THE PROBLEM: The data below should be restated word for word, with every picture omitted.

────────────────

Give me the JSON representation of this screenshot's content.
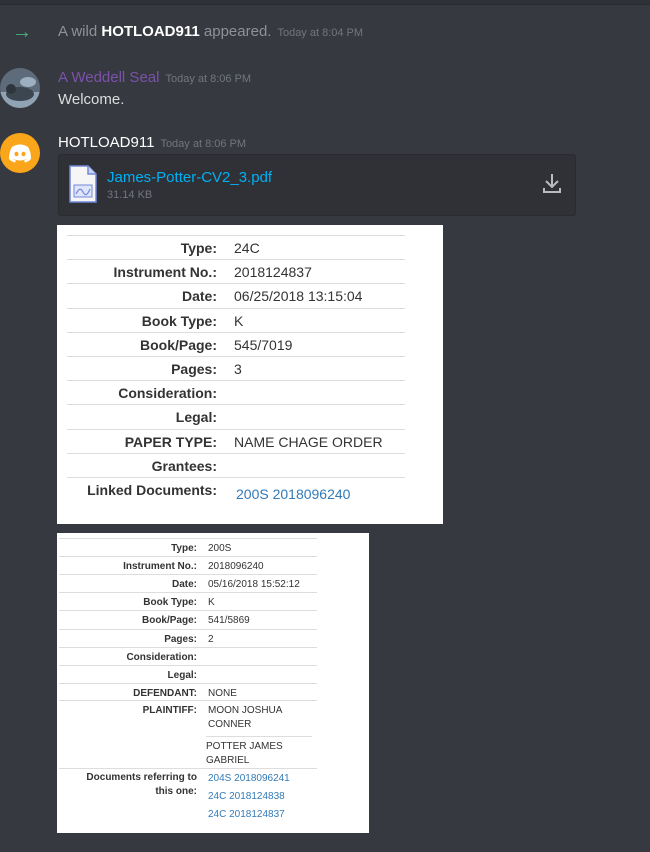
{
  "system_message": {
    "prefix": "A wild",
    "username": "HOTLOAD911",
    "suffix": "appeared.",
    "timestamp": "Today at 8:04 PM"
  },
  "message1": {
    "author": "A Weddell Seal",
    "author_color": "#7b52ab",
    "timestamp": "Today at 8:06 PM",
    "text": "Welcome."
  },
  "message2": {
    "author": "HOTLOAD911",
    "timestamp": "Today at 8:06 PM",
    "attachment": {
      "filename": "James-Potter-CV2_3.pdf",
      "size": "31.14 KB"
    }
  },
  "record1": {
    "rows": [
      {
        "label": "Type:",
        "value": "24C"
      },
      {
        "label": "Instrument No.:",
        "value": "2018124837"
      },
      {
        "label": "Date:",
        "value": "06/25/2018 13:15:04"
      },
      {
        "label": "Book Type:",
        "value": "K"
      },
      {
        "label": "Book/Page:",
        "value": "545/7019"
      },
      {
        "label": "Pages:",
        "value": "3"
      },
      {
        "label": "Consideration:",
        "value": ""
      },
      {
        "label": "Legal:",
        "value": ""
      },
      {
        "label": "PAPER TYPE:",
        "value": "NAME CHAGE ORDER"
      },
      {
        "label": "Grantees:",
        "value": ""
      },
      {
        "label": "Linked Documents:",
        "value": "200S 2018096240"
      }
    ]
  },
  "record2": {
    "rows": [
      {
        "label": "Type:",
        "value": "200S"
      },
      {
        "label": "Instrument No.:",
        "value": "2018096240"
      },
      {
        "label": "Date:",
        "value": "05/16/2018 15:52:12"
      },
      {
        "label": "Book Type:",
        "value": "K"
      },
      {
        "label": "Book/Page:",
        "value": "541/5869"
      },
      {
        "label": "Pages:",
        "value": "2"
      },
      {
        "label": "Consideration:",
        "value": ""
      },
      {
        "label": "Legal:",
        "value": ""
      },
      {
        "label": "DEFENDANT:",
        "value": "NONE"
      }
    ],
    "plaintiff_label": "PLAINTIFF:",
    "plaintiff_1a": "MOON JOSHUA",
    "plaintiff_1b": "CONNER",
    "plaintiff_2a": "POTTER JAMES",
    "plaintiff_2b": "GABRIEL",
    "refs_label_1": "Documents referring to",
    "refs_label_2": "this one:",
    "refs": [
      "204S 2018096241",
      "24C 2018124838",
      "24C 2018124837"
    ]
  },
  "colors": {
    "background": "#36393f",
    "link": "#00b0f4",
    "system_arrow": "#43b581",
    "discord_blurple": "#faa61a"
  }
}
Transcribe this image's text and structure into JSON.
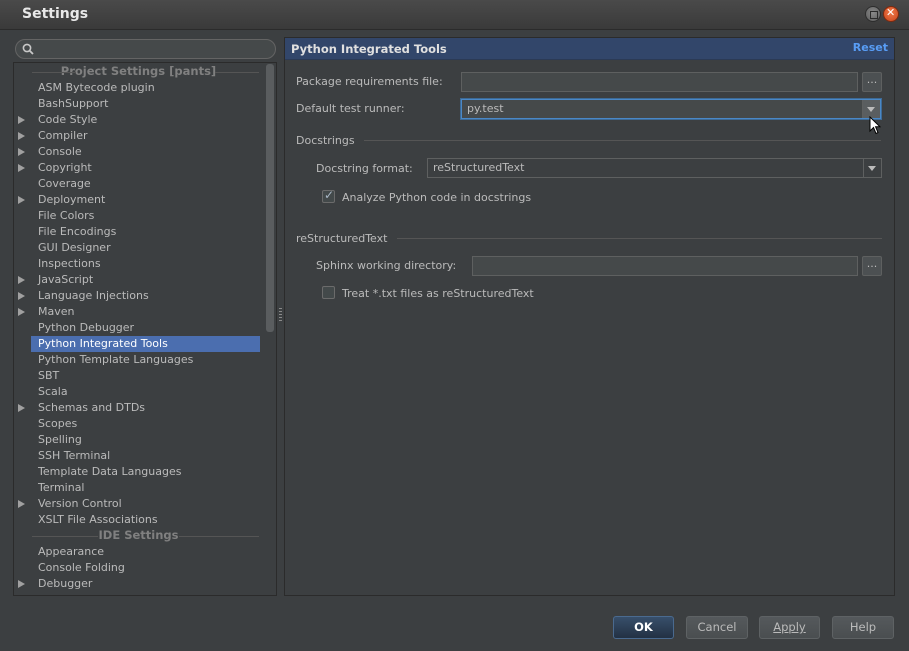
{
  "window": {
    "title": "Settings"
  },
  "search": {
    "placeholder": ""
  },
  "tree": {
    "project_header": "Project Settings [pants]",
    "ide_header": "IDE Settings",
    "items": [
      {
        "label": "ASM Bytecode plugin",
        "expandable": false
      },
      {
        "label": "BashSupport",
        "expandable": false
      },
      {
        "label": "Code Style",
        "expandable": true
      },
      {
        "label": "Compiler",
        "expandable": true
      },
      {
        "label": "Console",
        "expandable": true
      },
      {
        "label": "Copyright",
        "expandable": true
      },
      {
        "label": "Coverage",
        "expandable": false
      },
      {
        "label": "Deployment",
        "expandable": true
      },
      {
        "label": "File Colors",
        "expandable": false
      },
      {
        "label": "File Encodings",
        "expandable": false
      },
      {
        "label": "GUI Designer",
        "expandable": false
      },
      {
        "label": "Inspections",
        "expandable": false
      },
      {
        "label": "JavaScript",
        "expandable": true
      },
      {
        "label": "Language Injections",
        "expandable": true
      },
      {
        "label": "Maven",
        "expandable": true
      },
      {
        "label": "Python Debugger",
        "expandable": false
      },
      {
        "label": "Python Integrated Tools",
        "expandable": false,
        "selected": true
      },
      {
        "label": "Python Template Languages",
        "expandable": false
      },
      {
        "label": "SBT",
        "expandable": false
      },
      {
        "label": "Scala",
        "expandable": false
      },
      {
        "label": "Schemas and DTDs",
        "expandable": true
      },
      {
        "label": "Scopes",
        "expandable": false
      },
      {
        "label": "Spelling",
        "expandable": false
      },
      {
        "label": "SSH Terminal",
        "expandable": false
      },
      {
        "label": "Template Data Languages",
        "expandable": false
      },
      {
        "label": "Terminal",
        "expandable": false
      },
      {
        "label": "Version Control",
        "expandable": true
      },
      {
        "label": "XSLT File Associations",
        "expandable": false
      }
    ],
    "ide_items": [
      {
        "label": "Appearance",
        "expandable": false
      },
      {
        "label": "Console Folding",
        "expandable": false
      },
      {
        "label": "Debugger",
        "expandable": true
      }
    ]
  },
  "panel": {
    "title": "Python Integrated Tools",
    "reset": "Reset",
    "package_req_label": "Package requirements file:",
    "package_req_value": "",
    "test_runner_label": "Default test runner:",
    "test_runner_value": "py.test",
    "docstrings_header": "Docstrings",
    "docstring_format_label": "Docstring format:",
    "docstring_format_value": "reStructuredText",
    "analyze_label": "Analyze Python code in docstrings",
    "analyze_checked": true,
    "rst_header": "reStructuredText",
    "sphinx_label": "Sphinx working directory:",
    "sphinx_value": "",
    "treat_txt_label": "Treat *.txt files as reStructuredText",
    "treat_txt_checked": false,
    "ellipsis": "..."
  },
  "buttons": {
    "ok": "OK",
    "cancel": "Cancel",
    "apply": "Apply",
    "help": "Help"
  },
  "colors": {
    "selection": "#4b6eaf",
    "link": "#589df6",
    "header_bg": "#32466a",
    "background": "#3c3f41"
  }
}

────────────────

EXERCISE RESPONSE:
Give me the JSON representation of this screenshot's content.
{
  "system_message": {
    "prefix": "A wild",
    "username": "HOTLOAD911",
    "suffix": "appeared.",
    "timestamp": "Today at 8:04 PM"
  },
  "message1": {
    "author": "A Weddell Seal",
    "author_color": "#7b52ab",
    "timestamp": "Today at 8:06 PM",
    "text": "Welcome."
  },
  "message2": {
    "author": "HOTLOAD911",
    "timestamp": "Today at 8:06 PM",
    "attachment": {
      "filename": "James-Potter-CV2_3.pdf",
      "size": "31.14 KB"
    }
  },
  "record1": {
    "rows": [
      {
        "label": "Type:",
        "value": "24C"
      },
      {
        "label": "Instrument No.:",
        "value": "2018124837"
      },
      {
        "label": "Date:",
        "value": "06/25/2018 13:15:04"
      },
      {
        "label": "Book Type:",
        "value": "K"
      },
      {
        "label": "Book/Page:",
        "value": "545/7019"
      },
      {
        "label": "Pages:",
        "value": "3"
      },
      {
        "label": "Consideration:",
        "value": ""
      },
      {
        "label": "Legal:",
        "value": ""
      },
      {
        "label": "PAPER TYPE:",
        "value": "NAME CHAGE ORDER"
      },
      {
        "label": "Grantees:",
        "value": ""
      },
      {
        "label": "Linked Documents:",
        "value": "200S 2018096240"
      }
    ]
  },
  "record2": {
    "rows": [
      {
        "label": "Type:",
        "value": "200S"
      },
      {
        "label": "Instrument No.:",
        "value": "2018096240"
      },
      {
        "label": "Date:",
        "value": "05/16/2018 15:52:12"
      },
      {
        "label": "Book Type:",
        "value": "K"
      },
      {
        "label": "Book/Page:",
        "value": "541/5869"
      },
      {
        "label": "Pages:",
        "value": "2"
      },
      {
        "label": "Consideration:",
        "value": ""
      },
      {
        "label": "Legal:",
        "value": ""
      },
      {
        "label": "DEFENDANT:",
        "value": "NONE"
      }
    ],
    "plaintiff_label": "PLAINTIFF:",
    "plaintiff_1a": "MOON JOSHUA",
    "plaintiff_1b": "CONNER",
    "plaintiff_2a": "POTTER JAMES",
    "plaintiff_2b": "GABRIEL",
    "refs_label_1": "Documents referring to",
    "refs_label_2": "this one:",
    "refs": [
      "204S 2018096241",
      "24C 2018124838",
      "24C 2018124837"
    ]
  },
  "colors": {
    "background": "#36393f",
    "link": "#00b0f4",
    "system_arrow": "#43b581",
    "discord_blurple": "#faa61a"
  }
}
Transcribe this image's text and structure into JSON.
{
  "window": {
    "title": "Settings"
  },
  "search": {
    "placeholder": ""
  },
  "tree": {
    "project_header": "Project Settings [pants]",
    "ide_header": "IDE Settings",
    "items": [
      {
        "label": "ASM Bytecode plugin",
        "expandable": false
      },
      {
        "label": "BashSupport",
        "expandable": false
      },
      {
        "label": "Code Style",
        "expandable": true
      },
      {
        "label": "Compiler",
        "expandable": true
      },
      {
        "label": "Console",
        "expandable": true
      },
      {
        "label": "Copyright",
        "expandable": true
      },
      {
        "label": "Coverage",
        "expandable": false
      },
      {
        "label": "Deployment",
        "expandable": true
      },
      {
        "label": "File Colors",
        "expandable": false
      },
      {
        "label": "File Encodings",
        "expandable": false
      },
      {
        "label": "GUI Designer",
        "expandable": false
      },
      {
        "label": "Inspections",
        "expandable": false
      },
      {
        "label": "JavaScript",
        "expandable": true
      },
      {
        "label": "Language Injections",
        "expandable": true
      },
      {
        "label": "Maven",
        "expandable": true
      },
      {
        "label": "Python Debugger",
        "expandable": false
      },
      {
        "label": "Python Integrated Tools",
        "expandable": false,
        "selected": true
      },
      {
        "label": "Python Template Languages",
        "expandable": false
      },
      {
        "label": "SBT",
        "expandable": false
      },
      {
        "label": "Scala",
        "expandable": false
      },
      {
        "label": "Schemas and DTDs",
        "expandable": true
      },
      {
        "label": "Scopes",
        "expandable": false
      },
      {
        "label": "Spelling",
        "expandable": false
      },
      {
        "label": "SSH Terminal",
        "expandable": false
      },
      {
        "label": "Template Data Languages",
        "expandable": false
      },
      {
        "label": "Terminal",
        "expandable": false
      },
      {
        "label": "Version Control",
        "expandable": true
      },
      {
        "label": "XSLT File Associations",
        "expandable": false
      }
    ],
    "ide_items": [
      {
        "label": "Appearance",
        "expandable": false
      },
      {
        "label": "Console Folding",
        "expandable": false
      },
      {
        "label": "Debugger",
        "expandable": true
      }
    ]
  },
  "panel": {
    "title": "Python Integrated Tools",
    "reset": "Reset",
    "package_req_label": "Package requirements file:",
    "package_req_value": "",
    "test_runner_label": "Default test runner:",
    "test_runner_value": "py.test",
    "docstrings_header": "Docstrings",
    "docstring_format_label": "Docstring format:",
    "docstring_format_value": "reStructuredText",
    "analyze_label": "Analyze Python code in docstrings",
    "analyze_checked": true,
    "rst_header": "reStructuredText",
    "sphinx_label": "Sphinx working directory:",
    "sphinx_value": "",
    "treat_txt_label": "Treat *.txt files as reStructuredText",
    "treat_txt_checked": false,
    "ellipsis": "..."
  },
  "buttons": {
    "ok": "OK",
    "cancel": "Cancel",
    "apply": "Apply",
    "help": "Help"
  },
  "colors": {
    "selection": "#4b6eaf",
    "link": "#589df6",
    "header_bg": "#32466a",
    "background": "#3c3f41"
  }
}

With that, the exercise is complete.